**SET EXERCISE:**
Go through the material and pull out every line with the string "reçus" in it.

**DATASET EXTRACT:**
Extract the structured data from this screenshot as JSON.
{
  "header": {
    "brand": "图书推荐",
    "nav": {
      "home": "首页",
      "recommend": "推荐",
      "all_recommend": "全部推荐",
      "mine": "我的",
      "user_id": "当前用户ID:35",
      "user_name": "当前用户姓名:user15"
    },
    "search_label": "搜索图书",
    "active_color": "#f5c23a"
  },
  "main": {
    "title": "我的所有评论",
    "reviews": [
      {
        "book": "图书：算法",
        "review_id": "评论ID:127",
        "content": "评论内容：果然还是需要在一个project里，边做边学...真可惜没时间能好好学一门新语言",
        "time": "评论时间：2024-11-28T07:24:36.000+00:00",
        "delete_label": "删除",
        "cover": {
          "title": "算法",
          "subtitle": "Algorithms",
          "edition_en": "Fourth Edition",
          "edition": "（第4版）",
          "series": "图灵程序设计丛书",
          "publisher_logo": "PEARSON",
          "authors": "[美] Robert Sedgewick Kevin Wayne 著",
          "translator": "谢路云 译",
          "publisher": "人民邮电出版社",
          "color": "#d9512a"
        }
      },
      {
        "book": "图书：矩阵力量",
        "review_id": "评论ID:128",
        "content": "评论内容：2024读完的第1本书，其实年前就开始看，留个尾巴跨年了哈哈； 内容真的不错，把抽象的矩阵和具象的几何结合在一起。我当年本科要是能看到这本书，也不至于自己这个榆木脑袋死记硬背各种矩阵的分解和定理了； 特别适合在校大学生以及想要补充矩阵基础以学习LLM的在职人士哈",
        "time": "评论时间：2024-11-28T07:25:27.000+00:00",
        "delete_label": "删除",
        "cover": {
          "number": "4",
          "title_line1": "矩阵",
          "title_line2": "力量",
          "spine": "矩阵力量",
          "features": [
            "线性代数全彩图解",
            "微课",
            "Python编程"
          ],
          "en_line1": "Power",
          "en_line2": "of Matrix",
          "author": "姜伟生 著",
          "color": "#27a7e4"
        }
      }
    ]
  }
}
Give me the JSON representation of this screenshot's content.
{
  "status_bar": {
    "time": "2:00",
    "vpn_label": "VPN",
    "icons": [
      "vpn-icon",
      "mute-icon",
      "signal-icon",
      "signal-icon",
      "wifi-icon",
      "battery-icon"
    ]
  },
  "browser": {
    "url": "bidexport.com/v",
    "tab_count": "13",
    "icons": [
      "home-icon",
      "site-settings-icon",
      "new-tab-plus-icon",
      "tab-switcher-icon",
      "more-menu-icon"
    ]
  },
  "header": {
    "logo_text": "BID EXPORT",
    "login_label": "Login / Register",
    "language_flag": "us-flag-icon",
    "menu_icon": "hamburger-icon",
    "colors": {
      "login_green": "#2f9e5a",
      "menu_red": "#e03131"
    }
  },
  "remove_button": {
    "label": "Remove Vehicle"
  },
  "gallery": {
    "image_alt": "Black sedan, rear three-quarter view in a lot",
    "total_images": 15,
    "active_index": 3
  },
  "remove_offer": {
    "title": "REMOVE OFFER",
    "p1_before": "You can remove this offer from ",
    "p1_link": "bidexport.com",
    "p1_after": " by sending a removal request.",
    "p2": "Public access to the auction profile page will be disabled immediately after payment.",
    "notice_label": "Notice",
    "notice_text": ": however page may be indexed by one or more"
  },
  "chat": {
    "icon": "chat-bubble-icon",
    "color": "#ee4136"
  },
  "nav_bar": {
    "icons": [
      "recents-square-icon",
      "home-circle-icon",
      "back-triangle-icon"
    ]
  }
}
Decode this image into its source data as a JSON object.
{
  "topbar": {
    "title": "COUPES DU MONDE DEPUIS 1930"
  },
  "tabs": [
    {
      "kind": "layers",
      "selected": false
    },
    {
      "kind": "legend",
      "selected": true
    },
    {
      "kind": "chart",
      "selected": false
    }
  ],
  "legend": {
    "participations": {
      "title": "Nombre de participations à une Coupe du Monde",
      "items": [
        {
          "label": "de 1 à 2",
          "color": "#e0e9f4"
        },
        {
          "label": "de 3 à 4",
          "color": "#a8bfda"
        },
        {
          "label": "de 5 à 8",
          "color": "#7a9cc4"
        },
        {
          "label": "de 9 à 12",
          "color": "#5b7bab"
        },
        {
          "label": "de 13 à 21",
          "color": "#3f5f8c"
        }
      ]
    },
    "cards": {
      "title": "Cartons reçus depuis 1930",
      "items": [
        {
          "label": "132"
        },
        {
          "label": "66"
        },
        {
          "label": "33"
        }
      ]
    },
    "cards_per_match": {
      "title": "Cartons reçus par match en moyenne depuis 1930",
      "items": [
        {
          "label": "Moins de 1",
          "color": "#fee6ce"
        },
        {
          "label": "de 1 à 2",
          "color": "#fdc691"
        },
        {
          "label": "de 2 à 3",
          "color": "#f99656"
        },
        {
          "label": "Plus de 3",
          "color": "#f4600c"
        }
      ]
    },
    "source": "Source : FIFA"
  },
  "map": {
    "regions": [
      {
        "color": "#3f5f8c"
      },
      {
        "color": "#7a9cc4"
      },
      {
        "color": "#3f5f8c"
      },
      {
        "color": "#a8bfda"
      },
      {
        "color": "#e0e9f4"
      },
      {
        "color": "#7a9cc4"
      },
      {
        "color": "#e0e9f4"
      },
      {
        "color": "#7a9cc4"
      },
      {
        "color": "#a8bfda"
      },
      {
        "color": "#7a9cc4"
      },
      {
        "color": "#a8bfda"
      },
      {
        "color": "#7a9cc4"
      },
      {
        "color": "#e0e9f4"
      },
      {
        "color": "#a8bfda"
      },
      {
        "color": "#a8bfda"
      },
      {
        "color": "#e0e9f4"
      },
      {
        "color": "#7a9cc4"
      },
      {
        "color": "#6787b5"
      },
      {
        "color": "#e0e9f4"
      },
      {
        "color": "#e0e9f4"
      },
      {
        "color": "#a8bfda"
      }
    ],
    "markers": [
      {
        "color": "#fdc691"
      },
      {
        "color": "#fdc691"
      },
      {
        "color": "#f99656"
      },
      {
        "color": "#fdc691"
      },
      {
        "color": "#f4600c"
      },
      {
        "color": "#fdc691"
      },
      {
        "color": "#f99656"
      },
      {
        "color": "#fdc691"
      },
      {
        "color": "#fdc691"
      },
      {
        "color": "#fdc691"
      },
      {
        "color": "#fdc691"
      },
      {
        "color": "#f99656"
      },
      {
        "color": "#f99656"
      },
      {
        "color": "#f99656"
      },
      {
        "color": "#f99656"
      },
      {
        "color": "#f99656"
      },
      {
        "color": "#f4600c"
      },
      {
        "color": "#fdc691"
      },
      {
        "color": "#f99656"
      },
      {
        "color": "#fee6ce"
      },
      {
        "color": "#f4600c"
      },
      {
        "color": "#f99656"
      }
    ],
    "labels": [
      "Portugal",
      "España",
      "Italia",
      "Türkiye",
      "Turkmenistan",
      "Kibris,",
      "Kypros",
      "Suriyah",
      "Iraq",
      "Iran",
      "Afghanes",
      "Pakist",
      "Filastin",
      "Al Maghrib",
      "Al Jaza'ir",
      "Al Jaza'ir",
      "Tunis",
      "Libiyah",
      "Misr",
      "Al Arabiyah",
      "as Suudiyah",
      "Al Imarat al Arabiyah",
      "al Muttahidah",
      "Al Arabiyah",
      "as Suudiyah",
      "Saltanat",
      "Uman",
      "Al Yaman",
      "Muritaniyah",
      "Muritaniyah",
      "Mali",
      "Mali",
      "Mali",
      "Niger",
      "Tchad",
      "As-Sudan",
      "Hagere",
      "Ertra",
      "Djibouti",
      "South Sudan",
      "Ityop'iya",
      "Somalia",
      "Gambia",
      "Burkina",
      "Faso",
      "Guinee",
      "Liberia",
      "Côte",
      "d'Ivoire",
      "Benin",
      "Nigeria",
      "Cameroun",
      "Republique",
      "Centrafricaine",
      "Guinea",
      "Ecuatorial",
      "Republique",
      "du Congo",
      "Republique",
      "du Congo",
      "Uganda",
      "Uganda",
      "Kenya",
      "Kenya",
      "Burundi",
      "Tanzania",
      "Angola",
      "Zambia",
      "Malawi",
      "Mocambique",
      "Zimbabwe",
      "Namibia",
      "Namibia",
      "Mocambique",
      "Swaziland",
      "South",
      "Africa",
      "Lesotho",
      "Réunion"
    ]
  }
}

**TASK RESPONSE:**
      "title": "Cartons reçus depuis 1930",
      "title": "Cartons reçus par match en moyenne depuis 1930",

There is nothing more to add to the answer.